====== Dataset excerpts

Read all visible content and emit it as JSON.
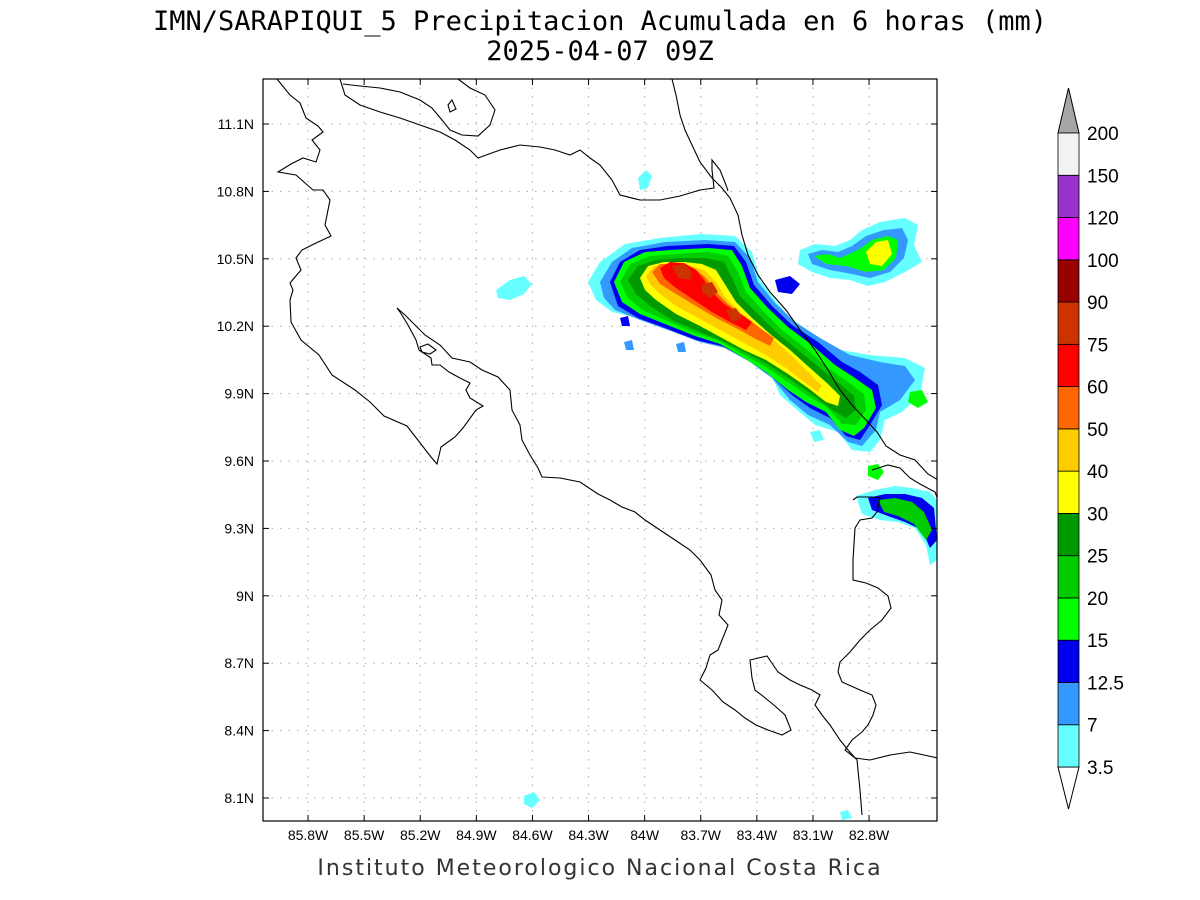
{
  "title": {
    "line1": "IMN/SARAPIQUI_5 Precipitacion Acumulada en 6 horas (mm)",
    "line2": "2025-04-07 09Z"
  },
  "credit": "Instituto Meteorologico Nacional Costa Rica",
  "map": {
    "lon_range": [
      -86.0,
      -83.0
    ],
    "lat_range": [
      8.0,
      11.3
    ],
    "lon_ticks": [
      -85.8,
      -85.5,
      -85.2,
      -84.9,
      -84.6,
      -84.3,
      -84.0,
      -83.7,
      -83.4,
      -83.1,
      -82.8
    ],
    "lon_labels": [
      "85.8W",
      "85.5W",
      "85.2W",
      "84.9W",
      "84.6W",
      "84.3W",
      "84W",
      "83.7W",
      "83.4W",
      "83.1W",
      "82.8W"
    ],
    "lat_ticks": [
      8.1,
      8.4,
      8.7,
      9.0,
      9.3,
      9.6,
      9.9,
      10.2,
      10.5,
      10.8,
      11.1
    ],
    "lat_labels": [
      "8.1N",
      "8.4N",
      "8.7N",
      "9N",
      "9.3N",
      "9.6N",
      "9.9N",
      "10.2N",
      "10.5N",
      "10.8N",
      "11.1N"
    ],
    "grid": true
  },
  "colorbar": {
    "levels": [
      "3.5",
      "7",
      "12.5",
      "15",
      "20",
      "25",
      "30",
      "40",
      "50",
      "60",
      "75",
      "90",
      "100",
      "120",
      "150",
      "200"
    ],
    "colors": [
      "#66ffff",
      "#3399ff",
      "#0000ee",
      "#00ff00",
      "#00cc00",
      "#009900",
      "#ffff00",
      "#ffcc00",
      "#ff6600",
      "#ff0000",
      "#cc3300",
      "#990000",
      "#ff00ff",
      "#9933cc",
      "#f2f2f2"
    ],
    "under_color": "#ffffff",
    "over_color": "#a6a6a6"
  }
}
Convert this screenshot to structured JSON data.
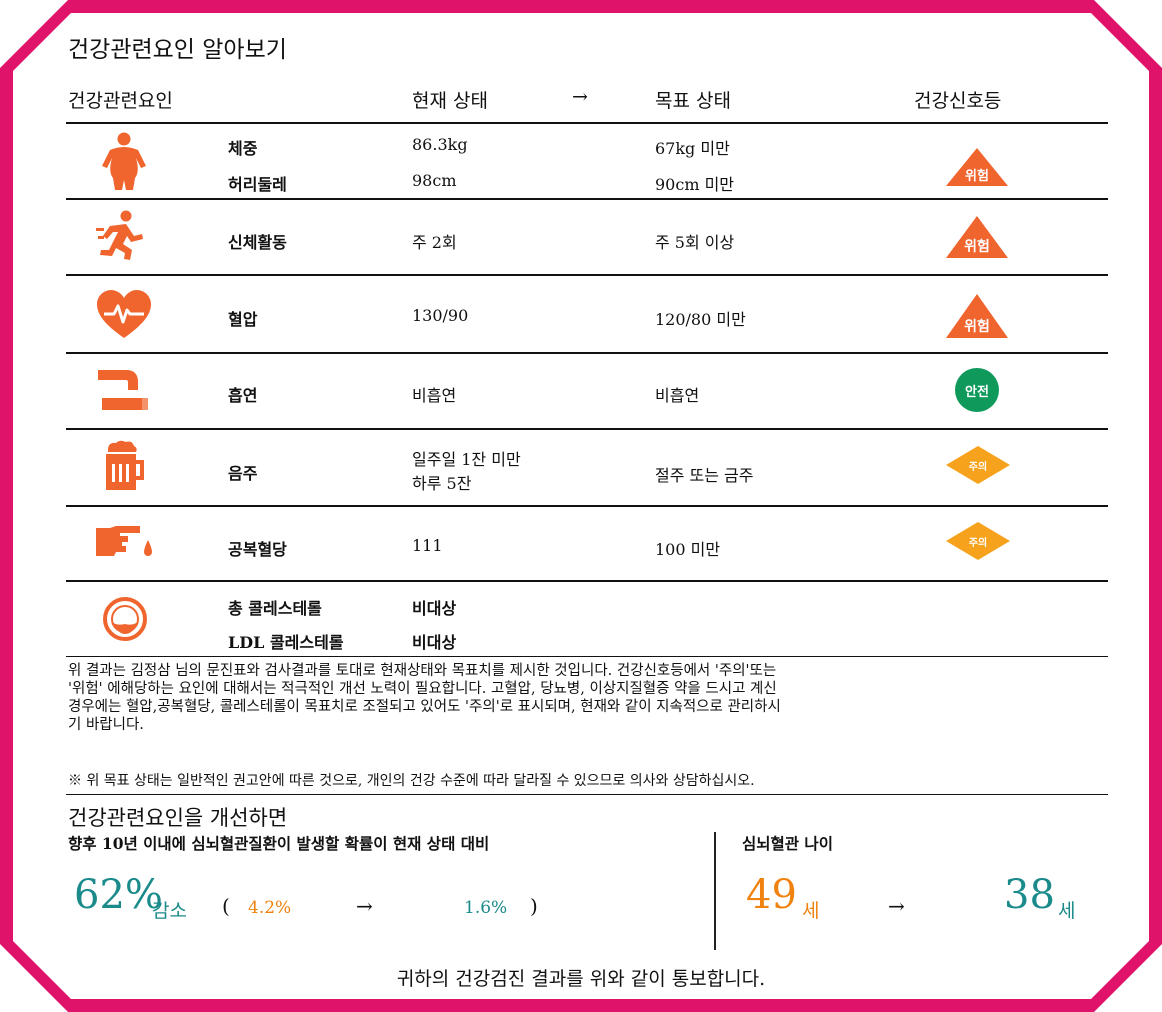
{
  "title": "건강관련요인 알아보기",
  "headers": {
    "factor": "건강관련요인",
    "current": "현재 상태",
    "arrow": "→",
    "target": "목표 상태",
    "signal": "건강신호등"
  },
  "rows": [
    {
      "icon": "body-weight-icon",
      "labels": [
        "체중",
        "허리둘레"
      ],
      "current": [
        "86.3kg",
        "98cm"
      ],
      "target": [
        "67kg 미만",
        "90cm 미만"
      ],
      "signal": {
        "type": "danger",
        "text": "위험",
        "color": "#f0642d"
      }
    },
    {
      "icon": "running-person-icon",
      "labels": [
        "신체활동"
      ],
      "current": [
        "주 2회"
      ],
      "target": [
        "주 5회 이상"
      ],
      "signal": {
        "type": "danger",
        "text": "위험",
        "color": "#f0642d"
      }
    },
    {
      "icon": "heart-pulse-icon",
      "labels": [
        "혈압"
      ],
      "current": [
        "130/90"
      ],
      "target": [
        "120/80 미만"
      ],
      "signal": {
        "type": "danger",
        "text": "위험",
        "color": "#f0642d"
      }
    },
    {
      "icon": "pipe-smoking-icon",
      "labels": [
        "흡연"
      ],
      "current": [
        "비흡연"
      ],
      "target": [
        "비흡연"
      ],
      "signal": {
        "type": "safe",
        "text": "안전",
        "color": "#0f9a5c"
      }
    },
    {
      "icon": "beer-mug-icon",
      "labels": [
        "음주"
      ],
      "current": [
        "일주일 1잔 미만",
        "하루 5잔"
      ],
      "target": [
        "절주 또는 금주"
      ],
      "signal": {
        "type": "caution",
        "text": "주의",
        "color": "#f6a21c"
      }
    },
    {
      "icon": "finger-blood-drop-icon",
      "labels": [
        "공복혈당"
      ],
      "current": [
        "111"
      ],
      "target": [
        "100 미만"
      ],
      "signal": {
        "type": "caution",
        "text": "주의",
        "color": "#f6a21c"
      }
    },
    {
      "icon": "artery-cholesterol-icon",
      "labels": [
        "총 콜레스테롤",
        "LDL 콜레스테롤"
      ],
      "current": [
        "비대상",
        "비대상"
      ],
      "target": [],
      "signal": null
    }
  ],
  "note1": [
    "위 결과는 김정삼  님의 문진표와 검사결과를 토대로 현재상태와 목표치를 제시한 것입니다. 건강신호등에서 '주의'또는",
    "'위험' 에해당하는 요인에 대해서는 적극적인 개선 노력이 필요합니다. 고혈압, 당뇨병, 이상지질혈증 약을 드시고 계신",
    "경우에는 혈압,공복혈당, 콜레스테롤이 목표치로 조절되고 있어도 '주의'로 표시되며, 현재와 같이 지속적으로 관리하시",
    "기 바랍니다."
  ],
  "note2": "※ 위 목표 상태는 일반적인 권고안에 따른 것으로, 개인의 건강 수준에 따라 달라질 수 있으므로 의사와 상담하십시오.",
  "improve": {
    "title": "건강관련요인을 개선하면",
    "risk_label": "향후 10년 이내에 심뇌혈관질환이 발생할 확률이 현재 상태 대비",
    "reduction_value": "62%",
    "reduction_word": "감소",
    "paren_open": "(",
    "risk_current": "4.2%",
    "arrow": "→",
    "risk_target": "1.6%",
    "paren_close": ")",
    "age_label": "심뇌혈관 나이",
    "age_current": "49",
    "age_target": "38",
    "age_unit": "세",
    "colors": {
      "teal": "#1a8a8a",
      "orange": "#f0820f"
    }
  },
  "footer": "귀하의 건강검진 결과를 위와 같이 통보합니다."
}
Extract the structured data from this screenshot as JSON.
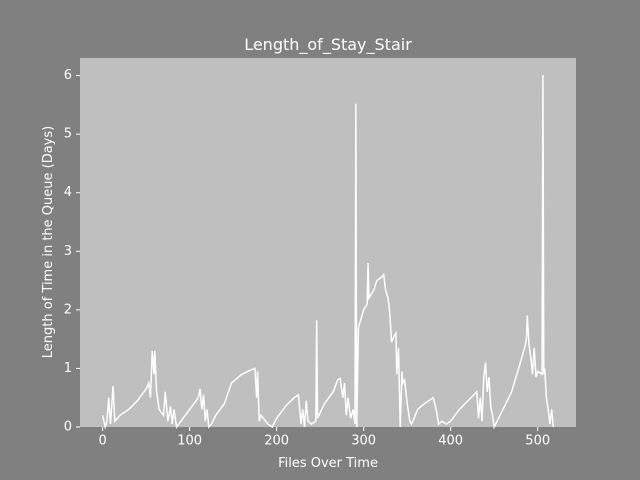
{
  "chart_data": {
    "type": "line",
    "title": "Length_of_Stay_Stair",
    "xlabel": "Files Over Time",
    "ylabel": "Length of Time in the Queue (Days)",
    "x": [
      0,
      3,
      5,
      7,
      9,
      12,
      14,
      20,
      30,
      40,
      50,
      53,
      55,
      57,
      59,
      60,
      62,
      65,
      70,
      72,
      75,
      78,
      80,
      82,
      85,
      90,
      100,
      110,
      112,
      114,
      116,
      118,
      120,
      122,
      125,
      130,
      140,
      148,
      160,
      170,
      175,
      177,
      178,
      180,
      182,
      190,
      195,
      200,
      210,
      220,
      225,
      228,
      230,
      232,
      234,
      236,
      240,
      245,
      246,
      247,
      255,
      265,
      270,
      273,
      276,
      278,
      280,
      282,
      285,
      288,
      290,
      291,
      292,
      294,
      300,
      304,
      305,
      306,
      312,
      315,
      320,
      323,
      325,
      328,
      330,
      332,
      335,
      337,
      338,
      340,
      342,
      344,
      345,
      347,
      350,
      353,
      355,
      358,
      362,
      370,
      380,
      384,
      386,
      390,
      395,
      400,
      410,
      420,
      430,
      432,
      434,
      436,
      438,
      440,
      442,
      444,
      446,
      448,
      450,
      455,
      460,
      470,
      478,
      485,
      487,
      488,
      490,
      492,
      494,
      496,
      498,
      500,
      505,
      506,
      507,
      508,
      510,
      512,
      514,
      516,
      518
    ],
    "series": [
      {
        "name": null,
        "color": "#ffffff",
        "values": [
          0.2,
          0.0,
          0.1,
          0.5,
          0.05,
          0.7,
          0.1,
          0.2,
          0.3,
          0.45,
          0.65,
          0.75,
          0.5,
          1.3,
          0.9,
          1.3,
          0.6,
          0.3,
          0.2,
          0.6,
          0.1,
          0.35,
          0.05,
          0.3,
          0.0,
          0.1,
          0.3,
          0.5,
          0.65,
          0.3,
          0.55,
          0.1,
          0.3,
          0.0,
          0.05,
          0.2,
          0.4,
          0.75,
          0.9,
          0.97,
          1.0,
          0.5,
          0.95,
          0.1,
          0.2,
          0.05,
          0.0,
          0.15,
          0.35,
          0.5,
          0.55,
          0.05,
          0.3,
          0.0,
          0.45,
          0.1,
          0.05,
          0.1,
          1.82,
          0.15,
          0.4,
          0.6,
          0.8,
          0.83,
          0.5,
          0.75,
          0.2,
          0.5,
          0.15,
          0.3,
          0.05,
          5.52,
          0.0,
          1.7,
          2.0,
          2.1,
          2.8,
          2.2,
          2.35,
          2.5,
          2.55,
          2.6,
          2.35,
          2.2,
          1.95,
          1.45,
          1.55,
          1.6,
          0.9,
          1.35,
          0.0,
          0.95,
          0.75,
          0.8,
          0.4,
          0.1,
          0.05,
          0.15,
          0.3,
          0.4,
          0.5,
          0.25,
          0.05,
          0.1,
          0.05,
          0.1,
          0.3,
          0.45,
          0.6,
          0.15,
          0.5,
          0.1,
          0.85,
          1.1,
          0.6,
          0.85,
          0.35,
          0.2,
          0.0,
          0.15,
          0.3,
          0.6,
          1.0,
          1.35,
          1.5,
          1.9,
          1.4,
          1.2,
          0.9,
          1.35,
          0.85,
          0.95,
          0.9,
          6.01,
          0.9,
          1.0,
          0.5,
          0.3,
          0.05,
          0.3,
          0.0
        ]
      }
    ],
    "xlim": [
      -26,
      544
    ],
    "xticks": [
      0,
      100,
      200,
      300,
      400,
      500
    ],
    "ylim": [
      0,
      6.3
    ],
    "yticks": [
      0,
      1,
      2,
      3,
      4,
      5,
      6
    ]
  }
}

============

--- The task ---
Collect every line from the records above that contains the word "Time".

--- Solution for this task ---
    "xlabel": "Files Over Time",
    "ylabel": "Length of Time in the Queue (Days)",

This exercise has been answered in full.